> Materials provided:

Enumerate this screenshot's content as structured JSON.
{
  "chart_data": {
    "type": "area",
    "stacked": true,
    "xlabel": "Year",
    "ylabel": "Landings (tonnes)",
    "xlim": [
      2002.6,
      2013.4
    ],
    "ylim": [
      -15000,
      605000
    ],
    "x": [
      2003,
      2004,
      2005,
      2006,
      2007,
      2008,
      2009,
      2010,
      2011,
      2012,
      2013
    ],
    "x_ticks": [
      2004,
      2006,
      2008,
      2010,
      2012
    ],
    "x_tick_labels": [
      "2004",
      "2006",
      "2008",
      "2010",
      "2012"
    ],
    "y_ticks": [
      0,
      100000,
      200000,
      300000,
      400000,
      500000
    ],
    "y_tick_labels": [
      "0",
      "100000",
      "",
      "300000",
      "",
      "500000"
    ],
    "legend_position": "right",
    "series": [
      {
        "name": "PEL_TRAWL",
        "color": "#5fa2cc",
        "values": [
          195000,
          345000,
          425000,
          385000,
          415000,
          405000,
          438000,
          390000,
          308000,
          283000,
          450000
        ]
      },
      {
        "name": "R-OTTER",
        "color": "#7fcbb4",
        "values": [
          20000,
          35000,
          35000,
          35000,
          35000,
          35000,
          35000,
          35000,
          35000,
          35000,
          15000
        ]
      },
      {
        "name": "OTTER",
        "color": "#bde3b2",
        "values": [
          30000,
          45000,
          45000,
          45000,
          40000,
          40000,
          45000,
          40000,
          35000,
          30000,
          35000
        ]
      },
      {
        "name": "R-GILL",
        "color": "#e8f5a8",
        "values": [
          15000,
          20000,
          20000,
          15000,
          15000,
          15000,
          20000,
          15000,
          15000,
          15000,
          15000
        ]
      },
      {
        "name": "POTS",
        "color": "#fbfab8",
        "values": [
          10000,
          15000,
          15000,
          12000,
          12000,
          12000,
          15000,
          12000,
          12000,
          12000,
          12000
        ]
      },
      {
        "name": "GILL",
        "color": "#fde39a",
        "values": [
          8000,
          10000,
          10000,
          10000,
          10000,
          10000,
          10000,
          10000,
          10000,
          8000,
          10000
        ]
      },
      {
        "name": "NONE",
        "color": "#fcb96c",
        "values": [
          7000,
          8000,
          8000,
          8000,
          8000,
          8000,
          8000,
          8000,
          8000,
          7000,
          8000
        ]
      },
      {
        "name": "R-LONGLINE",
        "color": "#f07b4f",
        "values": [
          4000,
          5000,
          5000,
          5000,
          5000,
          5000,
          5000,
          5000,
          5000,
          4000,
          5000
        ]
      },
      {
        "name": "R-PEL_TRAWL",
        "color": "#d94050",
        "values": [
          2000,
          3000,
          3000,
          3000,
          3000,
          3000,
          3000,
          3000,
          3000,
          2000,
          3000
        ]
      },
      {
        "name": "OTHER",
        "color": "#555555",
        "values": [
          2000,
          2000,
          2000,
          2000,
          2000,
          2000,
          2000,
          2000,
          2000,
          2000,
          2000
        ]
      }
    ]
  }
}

> Brief:
Copy out every line from the data above that has "color" in it.

> The output:
        "color": "#5fa2cc",
        "color": "#7fcbb4",
        "color": "#bde3b2",
        "color": "#e8f5a8",
        "color": "#fbfab8",
        "color": "#fde39a",
        "color": "#fcb96c",
        "color": "#f07b4f",
        "color": "#d94050",
        "color": "#555555",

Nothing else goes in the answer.